## Task statement:
Restate the records in their entirety, word for word.

## Data section:
· · · · · · ·
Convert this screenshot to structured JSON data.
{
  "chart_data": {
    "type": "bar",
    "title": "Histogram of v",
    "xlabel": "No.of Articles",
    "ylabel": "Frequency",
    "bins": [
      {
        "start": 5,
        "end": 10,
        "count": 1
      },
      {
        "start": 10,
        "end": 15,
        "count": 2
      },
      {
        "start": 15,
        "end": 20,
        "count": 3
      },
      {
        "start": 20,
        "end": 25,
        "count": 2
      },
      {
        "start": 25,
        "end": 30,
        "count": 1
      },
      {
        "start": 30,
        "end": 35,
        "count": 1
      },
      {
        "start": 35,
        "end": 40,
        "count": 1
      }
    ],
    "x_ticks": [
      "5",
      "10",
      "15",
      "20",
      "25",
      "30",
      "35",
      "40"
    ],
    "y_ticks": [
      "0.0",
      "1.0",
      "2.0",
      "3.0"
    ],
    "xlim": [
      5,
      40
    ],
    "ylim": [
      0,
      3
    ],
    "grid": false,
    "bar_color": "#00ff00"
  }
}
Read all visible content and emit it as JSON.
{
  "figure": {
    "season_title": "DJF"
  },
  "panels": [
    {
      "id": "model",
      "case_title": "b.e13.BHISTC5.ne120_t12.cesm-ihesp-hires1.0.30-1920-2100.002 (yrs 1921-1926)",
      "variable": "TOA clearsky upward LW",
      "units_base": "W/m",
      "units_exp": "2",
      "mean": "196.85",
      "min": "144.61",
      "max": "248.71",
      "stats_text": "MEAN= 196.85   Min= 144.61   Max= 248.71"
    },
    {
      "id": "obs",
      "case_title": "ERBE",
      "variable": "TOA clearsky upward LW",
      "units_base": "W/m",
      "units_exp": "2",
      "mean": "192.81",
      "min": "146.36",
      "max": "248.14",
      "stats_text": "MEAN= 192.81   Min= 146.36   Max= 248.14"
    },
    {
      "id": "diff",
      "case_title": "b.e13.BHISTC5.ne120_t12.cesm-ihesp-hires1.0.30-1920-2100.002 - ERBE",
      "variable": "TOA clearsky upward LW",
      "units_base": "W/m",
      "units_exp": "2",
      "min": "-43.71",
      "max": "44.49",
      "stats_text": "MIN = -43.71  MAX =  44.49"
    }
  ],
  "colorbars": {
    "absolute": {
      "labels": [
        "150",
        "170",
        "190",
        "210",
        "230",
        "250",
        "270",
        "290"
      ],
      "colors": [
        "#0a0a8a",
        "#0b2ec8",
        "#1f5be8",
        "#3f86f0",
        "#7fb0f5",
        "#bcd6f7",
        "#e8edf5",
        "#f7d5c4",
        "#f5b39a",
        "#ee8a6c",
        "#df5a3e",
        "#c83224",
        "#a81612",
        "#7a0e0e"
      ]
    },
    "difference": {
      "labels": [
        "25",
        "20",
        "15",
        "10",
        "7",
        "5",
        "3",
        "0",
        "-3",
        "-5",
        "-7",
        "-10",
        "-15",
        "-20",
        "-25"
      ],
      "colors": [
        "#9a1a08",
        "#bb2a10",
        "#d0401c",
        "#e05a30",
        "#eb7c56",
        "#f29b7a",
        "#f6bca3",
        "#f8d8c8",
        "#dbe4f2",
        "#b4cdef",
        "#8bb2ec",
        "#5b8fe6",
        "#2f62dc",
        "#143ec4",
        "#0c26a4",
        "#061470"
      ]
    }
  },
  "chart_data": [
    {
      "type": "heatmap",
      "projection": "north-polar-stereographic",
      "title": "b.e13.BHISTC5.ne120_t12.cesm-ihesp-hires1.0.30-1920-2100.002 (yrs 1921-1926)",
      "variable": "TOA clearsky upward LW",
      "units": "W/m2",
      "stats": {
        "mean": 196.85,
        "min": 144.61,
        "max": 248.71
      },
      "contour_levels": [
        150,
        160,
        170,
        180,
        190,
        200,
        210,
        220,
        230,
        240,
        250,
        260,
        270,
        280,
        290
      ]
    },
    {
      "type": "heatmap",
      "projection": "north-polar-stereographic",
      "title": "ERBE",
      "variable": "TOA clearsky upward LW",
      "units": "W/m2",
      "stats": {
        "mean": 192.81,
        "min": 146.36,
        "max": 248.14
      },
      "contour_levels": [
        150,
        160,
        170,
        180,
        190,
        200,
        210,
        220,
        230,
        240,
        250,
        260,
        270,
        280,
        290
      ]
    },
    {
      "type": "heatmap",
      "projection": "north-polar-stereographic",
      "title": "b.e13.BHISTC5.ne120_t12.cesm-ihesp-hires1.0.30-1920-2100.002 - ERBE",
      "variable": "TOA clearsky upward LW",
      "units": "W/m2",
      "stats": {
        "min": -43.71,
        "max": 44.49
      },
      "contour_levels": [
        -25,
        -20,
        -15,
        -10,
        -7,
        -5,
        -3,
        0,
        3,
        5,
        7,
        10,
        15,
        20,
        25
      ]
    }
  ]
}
· · · · · · ·
## Result below:
Convert this screenshot to structured JSON data.
{
  "chart_data": {
    "type": "bar",
    "title": "Histogram of v",
    "xlabel": "No.of Articles",
    "ylabel": "Frequency",
    "bins": [
      {
        "start": 5,
        "end": 10,
        "count": 1
      },
      {
        "start": 10,
        "end": 15,
        "count": 2
      },
      {
        "start": 15,
        "end": 20,
        "count": 3
      },
      {
        "start": 20,
        "end": 25,
        "count": 2
      },
      {
        "start": 25,
        "end": 30,
        "count": 1
      },
      {
        "start": 30,
        "end": 35,
        "count": 1
      },
      {
        "start": 35,
        "end": 40,
        "count": 1
      }
    ],
    "x_ticks": [
      "5",
      "10",
      "15",
      "20",
      "25",
      "30",
      "35",
      "40"
    ],
    "y_ticks": [
      "0.0",
      "1.0",
      "2.0",
      "3.0"
    ],
    "xlim": [
      5,
      40
    ],
    "ylim": [
      0,
      3
    ],
    "grid": false,
    "bar_color": "#00ff00"
  }
}
Read all visible content and emit it as JSON.
{
  "figure": {
    "season_title": "DJF"
  },
  "panels": [
    {
      "id": "model",
      "case_title": "b.e13.BHISTC5.ne120_t12.cesm-ihesp-hires1.0.30-1920-2100.002 (yrs 1921-1926)",
      "variable": "TOA clearsky upward LW",
      "units_base": "W/m",
      "units_exp": "2",
      "mean": "196.85",
      "min": "144.61",
      "max": "248.71",
      "stats_text": "MEAN= 196.85   Min= 144.61   Max= 248.71"
    },
    {
      "id": "obs",
      "case_title": "ERBE",
      "variable": "TOA clearsky upward LW",
      "units_base": "W/m",
      "units_exp": "2",
      "mean": "192.81",
      "min": "146.36",
      "max": "248.14",
      "stats_text": "MEAN= 192.81   Min= 146.36   Max= 248.14"
    },
    {
      "id": "diff",
      "case_title": "b.e13.BHISTC5.ne120_t12.cesm-ihesp-hires1.0.30-1920-2100.002 - ERBE",
      "variable": "TOA clearsky upward LW",
      "units_base": "W/m",
      "units_exp": "2",
      "min": "-43.71",
      "max": "44.49",
      "stats_text": "MIN = -43.71  MAX =  44.49"
    }
  ],
  "colorbars": {
    "absolute": {
      "labels": [
        "150",
        "170",
        "190",
        "210",
        "230",
        "250",
        "270",
        "290"
      ],
      "colors": [
        "#0a0a8a",
        "#0b2ec8",
        "#1f5be8",
        "#3f86f0",
        "#7fb0f5",
        "#bcd6f7",
        "#e8edf5",
        "#f7d5c4",
        "#f5b39a",
        "#ee8a6c",
        "#df5a3e",
        "#c83224",
        "#a81612",
        "#7a0e0e"
      ]
    },
    "difference": {
      "labels": [
        "25",
        "20",
        "15",
        "10",
        "7",
        "5",
        "3",
        "0",
        "-3",
        "-5",
        "-7",
        "-10",
        "-15",
        "-20",
        "-25"
      ],
      "colors": [
        "#9a1a08",
        "#bb2a10",
        "#d0401c",
        "#e05a30",
        "#eb7c56",
        "#f29b7a",
        "#f6bca3",
        "#f8d8c8",
        "#dbe4f2",
        "#b4cdef",
        "#8bb2ec",
        "#5b8fe6",
        "#2f62dc",
        "#143ec4",
        "#0c26a4",
        "#061470"
      ]
    }
  },
  "chart_data": [
    {
      "type": "heatmap",
      "projection": "north-polar-stereographic",
      "title": "b.e13.BHISTC5.ne120_t12.cesm-ihesp-hires1.0.30-1920-2100.002 (yrs 1921-1926)",
      "variable": "TOA clearsky upward LW",
      "units": "W/m2",
      "stats": {
        "mean": 196.85,
        "min": 144.61,
        "max": 248.71
      },
      "contour_levels": [
        150,
        160,
        170,
        180,
        190,
        200,
        210,
        220,
        230,
        240,
        250,
        260,
        270,
        280,
        290
      ]
    },
    {
      "type": "heatmap",
      "projection": "north-polar-stereographic",
      "title": "ERBE",
      "variable": "TOA clearsky upward LW",
      "units": "W/m2",
      "stats": {
        "mean": 192.81,
        "min": 146.36,
        "max": 248.14
      },
      "contour_levels": [
        150,
        160,
        170,
        180,
        190,
        200,
        210,
        220,
        230,
        240,
        250,
        260,
        270,
        280,
        290
      ]
    },
    {
      "type": "heatmap",
      "projection": "north-polar-stereographic",
      "title": "b.e13.BHISTC5.ne120_t12.cesm-ihesp-hires1.0.30-1920-2100.002 - ERBE",
      "variable": "TOA clearsky upward LW",
      "units": "W/m2",
      "stats": {
        "min": -43.71,
        "max": 44.49
      },
      "contour_levels": [
        -25,
        -20,
        -15,
        -10,
        -7,
        -5,
        -3,
        0,
        3,
        5,
        7,
        10,
        15,
        20,
        25
      ]
    }
  ]
}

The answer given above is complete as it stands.